For the records below, say how many lines contain the string "Phục". Give the number only.

━━ Data lines ━━

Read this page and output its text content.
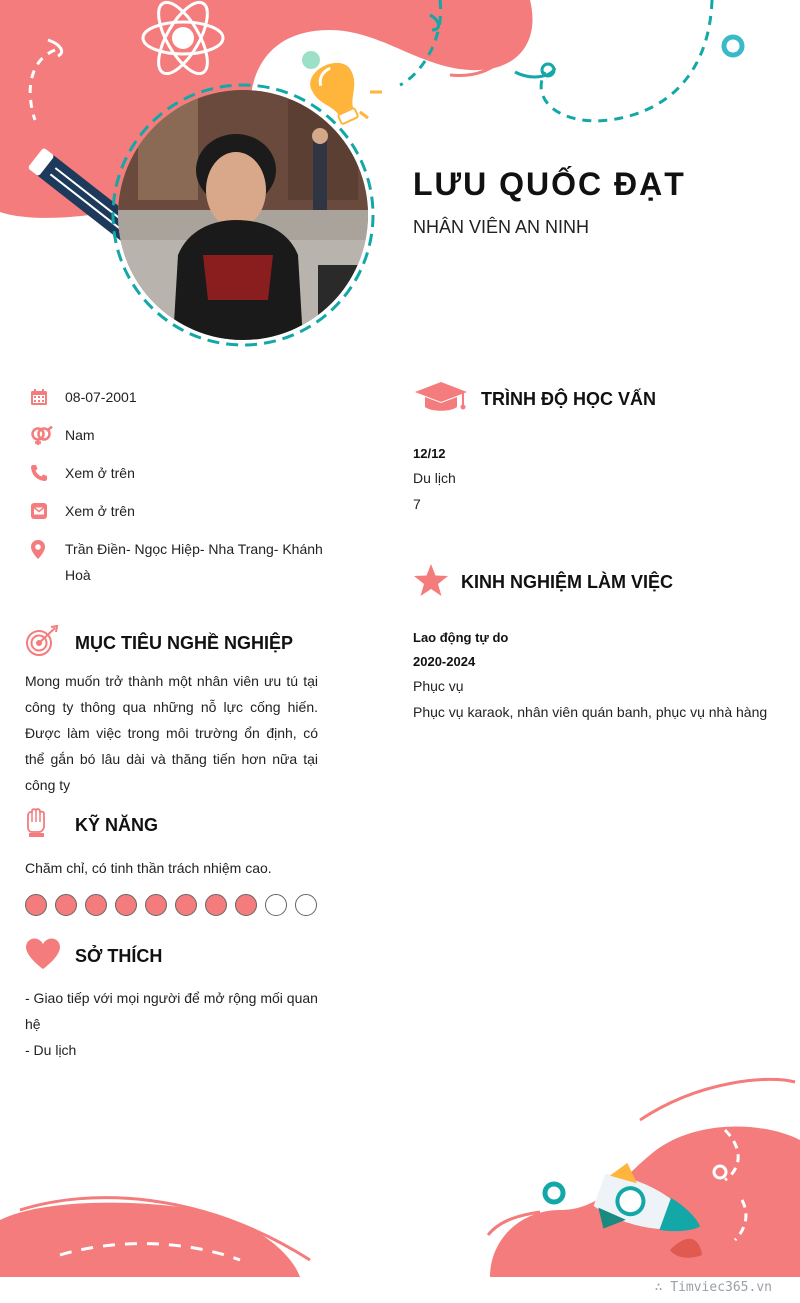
LƯU QUỐC ĐẠT
NHÂN VIÊN AN NINH
08-07-2001
Nam
Xem ở trên
Xem ở trên
Trần Điền- Ngọc Hiệp- Nha Trang- Khánh Hoà
MỤC TIÊU NGHỀ NGHIỆP
Mong muốn trở thành một nhân viên ưu tú tại công ty thông qua những nỗ lực cống hiến. Được làm việc trong môi trường ổn định, có thể gắn bó lâu dài và thăng tiến hơn nữa tại công ty
KỸ NĂNG
Chăm chỉ, có tinh thần trách nhiệm cao.
SỞ THÍCH
- Giao tiếp với mọi người để mở rộng mối quan hệ
- Du lịch
TRÌNH ĐỘ HỌC VẤN
12/12
Du lịch
7
KINH NGHIỆM LÀM VIỆC
Lao động tự do
2020-2024
Phục vụ
Phục vụ karaok, nhân viên quán banh, phục vụ nhà hàng
∴ Timviec365.vn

━━━

The answer:
2